Start of DATA EXTRACT

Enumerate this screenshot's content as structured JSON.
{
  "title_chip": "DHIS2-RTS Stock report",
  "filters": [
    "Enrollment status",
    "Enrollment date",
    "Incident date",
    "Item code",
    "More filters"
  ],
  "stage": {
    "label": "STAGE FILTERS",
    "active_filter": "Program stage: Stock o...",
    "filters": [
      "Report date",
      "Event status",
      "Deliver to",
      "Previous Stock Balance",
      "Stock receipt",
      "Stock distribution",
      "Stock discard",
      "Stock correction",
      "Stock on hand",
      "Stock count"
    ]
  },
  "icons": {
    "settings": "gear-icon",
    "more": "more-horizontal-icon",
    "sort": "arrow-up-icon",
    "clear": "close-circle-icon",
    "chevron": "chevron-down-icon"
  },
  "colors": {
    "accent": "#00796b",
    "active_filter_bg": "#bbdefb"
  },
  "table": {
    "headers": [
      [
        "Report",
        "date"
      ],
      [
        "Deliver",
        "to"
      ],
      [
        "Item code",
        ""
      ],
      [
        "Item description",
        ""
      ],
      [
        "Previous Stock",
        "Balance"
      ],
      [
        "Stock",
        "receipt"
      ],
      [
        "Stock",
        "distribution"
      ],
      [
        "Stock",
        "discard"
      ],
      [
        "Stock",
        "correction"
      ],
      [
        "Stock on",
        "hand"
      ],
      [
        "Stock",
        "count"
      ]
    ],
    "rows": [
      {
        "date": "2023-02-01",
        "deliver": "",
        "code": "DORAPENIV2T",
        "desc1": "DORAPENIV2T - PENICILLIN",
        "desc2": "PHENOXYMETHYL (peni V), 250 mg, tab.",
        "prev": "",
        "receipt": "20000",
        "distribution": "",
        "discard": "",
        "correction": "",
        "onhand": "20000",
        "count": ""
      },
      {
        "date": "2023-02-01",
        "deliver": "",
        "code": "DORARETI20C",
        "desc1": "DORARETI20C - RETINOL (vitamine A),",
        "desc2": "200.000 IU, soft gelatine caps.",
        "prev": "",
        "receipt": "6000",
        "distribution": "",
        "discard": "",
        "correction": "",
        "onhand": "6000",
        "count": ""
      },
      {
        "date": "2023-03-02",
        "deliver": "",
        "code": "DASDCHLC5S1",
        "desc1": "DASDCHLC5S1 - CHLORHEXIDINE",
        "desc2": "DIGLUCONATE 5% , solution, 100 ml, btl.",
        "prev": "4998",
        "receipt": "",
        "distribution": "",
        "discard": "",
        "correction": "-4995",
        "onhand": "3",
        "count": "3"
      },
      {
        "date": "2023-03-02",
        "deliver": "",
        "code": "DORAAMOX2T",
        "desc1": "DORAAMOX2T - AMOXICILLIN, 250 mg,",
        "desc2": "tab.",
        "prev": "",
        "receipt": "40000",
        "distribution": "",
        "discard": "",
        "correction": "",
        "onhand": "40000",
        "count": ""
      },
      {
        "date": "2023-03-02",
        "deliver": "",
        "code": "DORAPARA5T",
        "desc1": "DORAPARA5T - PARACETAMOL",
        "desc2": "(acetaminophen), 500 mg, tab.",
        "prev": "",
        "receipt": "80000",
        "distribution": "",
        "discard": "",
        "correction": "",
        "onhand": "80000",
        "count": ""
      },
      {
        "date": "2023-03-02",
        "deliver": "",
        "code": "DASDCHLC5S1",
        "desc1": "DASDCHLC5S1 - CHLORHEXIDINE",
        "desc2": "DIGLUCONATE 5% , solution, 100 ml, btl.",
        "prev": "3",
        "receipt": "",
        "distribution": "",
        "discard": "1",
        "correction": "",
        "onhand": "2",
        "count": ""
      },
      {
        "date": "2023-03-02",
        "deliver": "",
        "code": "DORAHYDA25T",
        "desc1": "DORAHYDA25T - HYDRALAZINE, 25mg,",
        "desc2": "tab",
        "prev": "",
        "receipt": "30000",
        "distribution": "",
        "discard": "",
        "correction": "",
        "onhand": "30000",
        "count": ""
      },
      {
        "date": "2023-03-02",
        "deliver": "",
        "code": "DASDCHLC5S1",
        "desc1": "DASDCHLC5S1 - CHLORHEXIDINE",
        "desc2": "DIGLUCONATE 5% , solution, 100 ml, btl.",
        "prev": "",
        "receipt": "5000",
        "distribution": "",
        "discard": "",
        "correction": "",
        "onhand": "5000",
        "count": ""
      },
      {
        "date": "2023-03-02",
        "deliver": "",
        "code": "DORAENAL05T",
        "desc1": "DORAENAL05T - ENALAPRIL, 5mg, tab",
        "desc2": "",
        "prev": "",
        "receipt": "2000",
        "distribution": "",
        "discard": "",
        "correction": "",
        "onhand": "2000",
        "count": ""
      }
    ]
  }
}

End of DATA EXTRACT

STATED TASK: Could you transcribe the records in full, exactly?

EXERCISE ANSWER:
Enumerate this screenshot's content as structured JSON.
{
  "title_chip": "DHIS2-RTS Stock report",
  "filters": [
    "Enrollment status",
    "Enrollment date",
    "Incident date",
    "Item code",
    "More filters"
  ],
  "stage": {
    "label": "STAGE FILTERS",
    "active_filter": "Program stage: Stock o...",
    "filters": [
      "Report date",
      "Event status",
      "Deliver to",
      "Previous Stock Balance",
      "Stock receipt",
      "Stock distribution",
      "Stock discard",
      "Stock correction",
      "Stock on hand",
      "Stock count"
    ]
  },
  "icons": {
    "settings": "gear-icon",
    "more": "more-horizontal-icon",
    "sort": "arrow-up-icon",
    "clear": "close-circle-icon",
    "chevron": "chevron-down-icon"
  },
  "colors": {
    "accent": "#00796b",
    "active_filter_bg": "#bbdefb"
  },
  "table": {
    "headers": [
      [
        "Report",
        "date"
      ],
      [
        "Deliver",
        "to"
      ],
      [
        "Item code",
        ""
      ],
      [
        "Item description",
        ""
      ],
      [
        "Previous Stock",
        "Balance"
      ],
      [
        "Stock",
        "receipt"
      ],
      [
        "Stock",
        "distribution"
      ],
      [
        "Stock",
        "discard"
      ],
      [
        "Stock",
        "correction"
      ],
      [
        "Stock on",
        "hand"
      ],
      [
        "Stock",
        "count"
      ]
    ],
    "rows": [
      {
        "date": "2023-02-01",
        "deliver": "",
        "code": "DORAPENIV2T",
        "desc1": "DORAPENIV2T - PENICILLIN",
        "desc2": "PHENOXYMETHYL (peni V), 250 mg, tab.",
        "prev": "",
        "receipt": "20000",
        "distribution": "",
        "discard": "",
        "correction": "",
        "onhand": "20000",
        "count": ""
      },
      {
        "date": "2023-02-01",
        "deliver": "",
        "code": "DORARETI20C",
        "desc1": "DORARETI20C - RETINOL (vitamine A),",
        "desc2": "200.000 IU, soft gelatine caps.",
        "prev": "",
        "receipt": "6000",
        "distribution": "",
        "discard": "",
        "correction": "",
        "onhand": "6000",
        "count": ""
      },
      {
        "date": "2023-03-02",
        "deliver": "",
        "code": "DASDCHLC5S1",
        "desc1": "DASDCHLC5S1 - CHLORHEXIDINE",
        "desc2": "DIGLUCONATE 5% , solution, 100 ml, btl.",
        "prev": "4998",
        "receipt": "",
        "distribution": "",
        "discard": "",
        "correction": "-4995",
        "onhand": "3",
        "count": "3"
      },
      {
        "date": "2023-03-02",
        "deliver": "",
        "code": "DORAAMOX2T",
        "desc1": "DORAAMOX2T - AMOXICILLIN, 250 mg,",
        "desc2": "tab.",
        "prev": "",
        "receipt": "40000",
        "distribution": "",
        "discard": "",
        "correction": "",
        "onhand": "40000",
        "count": ""
      },
      {
        "date": "2023-03-02",
        "deliver": "",
        "code": "DORAPARA5T",
        "desc1": "DORAPARA5T - PARACETAMOL",
        "desc2": "(acetaminophen), 500 mg, tab.",
        "prev": "",
        "receipt": "80000",
        "distribution": "",
        "discard": "",
        "correction": "",
        "onhand": "80000",
        "count": ""
      },
      {
        "date": "2023-03-02",
        "deliver": "",
        "code": "DASDCHLC5S1",
        "desc1": "DASDCHLC5S1 - CHLORHEXIDINE",
        "desc2": "DIGLUCONATE 5% , solution, 100 ml, btl.",
        "prev": "3",
        "receipt": "",
        "distribution": "",
        "discard": "1",
        "correction": "",
        "onhand": "2",
        "count": ""
      },
      {
        "date": "2023-03-02",
        "deliver": "",
        "code": "DORAHYDA25T",
        "desc1": "DORAHYDA25T - HYDRALAZINE, 25mg,",
        "desc2": "tab",
        "prev": "",
        "receipt": "30000",
        "distribution": "",
        "discard": "",
        "correction": "",
        "onhand": "30000",
        "count": ""
      },
      {
        "date": "2023-03-02",
        "deliver": "",
        "code": "DASDCHLC5S1",
        "desc1": "DASDCHLC5S1 - CHLORHEXIDINE",
        "desc2": "DIGLUCONATE 5% , solution, 100 ml, btl.",
        "prev": "",
        "receipt": "5000",
        "distribution": "",
        "discard": "",
        "correction": "",
        "onhand": "5000",
        "count": ""
      },
      {
        "date": "2023-03-02",
        "deliver": "",
        "code": "DORAENAL05T",
        "desc1": "DORAENAL05T - ENALAPRIL, 5mg, tab",
        "desc2": "",
        "prev": "",
        "receipt": "2000",
        "distribution": "",
        "discard": "",
        "correction": "",
        "onhand": "2000",
        "count": ""
      }
    ]
  }
}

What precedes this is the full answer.